**TASK OBJECTIVE**. Report each line of the data that includes the word "Revenue".

**WORKING DATA**.
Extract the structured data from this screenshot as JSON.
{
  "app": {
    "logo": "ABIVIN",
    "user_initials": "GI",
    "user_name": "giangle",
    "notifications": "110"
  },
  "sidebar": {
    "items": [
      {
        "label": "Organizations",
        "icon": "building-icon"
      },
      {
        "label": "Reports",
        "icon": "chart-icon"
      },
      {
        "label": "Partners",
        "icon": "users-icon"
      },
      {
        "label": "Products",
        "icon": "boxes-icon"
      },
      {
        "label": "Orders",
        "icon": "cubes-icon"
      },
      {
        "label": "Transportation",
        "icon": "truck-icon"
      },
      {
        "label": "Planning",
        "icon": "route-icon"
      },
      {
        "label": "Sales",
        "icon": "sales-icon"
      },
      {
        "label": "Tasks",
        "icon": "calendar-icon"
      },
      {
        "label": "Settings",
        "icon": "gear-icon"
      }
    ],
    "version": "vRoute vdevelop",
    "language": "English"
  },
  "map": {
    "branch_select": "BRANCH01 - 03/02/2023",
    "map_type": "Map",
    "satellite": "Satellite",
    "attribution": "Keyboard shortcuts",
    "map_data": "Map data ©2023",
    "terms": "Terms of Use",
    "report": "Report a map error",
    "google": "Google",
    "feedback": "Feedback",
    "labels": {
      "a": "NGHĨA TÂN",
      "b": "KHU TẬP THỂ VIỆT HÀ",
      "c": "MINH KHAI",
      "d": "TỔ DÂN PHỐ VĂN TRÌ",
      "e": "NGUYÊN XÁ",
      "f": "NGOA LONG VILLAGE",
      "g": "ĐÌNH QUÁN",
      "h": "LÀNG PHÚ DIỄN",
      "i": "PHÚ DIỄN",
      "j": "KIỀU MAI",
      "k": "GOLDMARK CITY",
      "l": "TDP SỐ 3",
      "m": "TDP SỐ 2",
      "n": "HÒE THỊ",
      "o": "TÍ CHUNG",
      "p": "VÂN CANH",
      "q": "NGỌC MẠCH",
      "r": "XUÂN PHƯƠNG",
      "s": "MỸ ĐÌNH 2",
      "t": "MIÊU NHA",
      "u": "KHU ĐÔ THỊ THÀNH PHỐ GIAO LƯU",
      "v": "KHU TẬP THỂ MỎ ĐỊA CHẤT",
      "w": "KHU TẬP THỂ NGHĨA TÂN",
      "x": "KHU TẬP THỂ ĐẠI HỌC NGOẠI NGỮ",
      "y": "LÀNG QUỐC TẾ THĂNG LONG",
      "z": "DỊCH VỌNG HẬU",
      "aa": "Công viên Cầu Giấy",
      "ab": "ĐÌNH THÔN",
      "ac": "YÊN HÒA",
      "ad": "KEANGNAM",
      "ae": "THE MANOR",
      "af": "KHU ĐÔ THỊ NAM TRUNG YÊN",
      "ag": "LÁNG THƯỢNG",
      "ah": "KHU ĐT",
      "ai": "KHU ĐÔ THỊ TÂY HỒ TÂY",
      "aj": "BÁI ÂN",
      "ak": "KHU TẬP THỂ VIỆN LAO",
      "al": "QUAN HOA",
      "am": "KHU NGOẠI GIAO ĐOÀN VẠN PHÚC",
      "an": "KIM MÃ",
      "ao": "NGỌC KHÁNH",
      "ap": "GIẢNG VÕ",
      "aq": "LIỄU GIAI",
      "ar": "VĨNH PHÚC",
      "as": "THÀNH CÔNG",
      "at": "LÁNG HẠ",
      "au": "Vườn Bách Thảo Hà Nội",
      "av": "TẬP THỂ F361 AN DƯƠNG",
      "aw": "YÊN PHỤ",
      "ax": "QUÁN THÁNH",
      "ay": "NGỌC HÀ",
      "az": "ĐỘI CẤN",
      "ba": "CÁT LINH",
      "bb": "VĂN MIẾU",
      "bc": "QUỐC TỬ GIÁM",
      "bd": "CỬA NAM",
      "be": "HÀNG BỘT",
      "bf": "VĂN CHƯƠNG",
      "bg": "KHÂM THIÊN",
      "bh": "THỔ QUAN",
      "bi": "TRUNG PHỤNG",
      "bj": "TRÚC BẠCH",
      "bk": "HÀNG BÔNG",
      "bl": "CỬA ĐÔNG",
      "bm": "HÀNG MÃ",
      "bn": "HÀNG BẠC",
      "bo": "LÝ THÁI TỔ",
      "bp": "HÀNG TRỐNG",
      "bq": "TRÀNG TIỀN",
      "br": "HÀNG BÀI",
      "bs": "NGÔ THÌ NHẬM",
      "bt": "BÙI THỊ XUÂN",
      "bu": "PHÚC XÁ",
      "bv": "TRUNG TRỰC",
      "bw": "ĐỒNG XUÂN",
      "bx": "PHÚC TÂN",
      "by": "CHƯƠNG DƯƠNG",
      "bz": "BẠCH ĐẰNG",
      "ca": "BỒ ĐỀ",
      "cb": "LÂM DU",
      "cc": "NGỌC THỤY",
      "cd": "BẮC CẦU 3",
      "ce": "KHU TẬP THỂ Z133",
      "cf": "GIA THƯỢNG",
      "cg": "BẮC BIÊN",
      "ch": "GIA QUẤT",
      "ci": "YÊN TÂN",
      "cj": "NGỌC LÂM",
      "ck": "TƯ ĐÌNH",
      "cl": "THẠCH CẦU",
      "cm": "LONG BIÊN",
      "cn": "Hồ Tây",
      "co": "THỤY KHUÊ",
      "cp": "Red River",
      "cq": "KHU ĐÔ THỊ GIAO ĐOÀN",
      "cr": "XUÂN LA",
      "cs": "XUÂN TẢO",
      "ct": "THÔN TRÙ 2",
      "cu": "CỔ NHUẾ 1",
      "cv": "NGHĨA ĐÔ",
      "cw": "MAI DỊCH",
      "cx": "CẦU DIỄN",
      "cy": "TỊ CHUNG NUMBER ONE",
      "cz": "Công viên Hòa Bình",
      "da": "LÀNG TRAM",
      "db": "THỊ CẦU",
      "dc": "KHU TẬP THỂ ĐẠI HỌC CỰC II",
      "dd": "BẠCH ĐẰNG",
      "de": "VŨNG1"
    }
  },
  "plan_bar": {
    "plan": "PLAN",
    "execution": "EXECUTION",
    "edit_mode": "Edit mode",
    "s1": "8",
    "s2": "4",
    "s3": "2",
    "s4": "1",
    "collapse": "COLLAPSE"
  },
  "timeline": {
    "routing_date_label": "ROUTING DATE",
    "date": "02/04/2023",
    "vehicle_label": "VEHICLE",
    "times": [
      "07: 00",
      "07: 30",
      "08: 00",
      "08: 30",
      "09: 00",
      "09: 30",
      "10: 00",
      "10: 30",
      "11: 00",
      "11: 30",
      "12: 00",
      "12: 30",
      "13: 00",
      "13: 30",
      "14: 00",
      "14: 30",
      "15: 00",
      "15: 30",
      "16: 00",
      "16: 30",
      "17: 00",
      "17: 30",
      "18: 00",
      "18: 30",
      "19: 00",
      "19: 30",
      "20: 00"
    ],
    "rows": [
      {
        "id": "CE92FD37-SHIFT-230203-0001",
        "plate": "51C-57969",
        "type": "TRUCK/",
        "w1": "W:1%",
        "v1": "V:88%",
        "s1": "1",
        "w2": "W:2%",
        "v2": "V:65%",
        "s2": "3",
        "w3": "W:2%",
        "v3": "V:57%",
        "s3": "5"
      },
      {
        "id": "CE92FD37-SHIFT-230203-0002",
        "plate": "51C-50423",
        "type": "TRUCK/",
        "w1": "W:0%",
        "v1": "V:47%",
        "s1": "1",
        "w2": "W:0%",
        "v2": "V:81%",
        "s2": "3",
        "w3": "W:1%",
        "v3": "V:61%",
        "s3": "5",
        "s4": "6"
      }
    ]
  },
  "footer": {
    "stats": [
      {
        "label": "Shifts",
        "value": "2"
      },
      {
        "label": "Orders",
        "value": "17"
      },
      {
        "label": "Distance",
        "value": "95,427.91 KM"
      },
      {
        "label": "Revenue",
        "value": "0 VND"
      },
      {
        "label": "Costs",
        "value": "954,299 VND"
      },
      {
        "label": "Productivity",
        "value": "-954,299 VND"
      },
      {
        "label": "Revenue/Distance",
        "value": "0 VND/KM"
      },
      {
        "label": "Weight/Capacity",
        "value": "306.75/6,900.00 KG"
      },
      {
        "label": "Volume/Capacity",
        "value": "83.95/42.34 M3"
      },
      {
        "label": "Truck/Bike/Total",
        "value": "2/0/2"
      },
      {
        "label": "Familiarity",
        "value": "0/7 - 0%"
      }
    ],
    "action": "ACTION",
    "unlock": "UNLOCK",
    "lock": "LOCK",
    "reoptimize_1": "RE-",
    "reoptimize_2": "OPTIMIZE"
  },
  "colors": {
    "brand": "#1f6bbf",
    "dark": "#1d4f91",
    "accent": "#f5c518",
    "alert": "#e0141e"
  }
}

**EXERCISE RESULT**.
        "label": "Revenue",
        "label": "Revenue/Distance",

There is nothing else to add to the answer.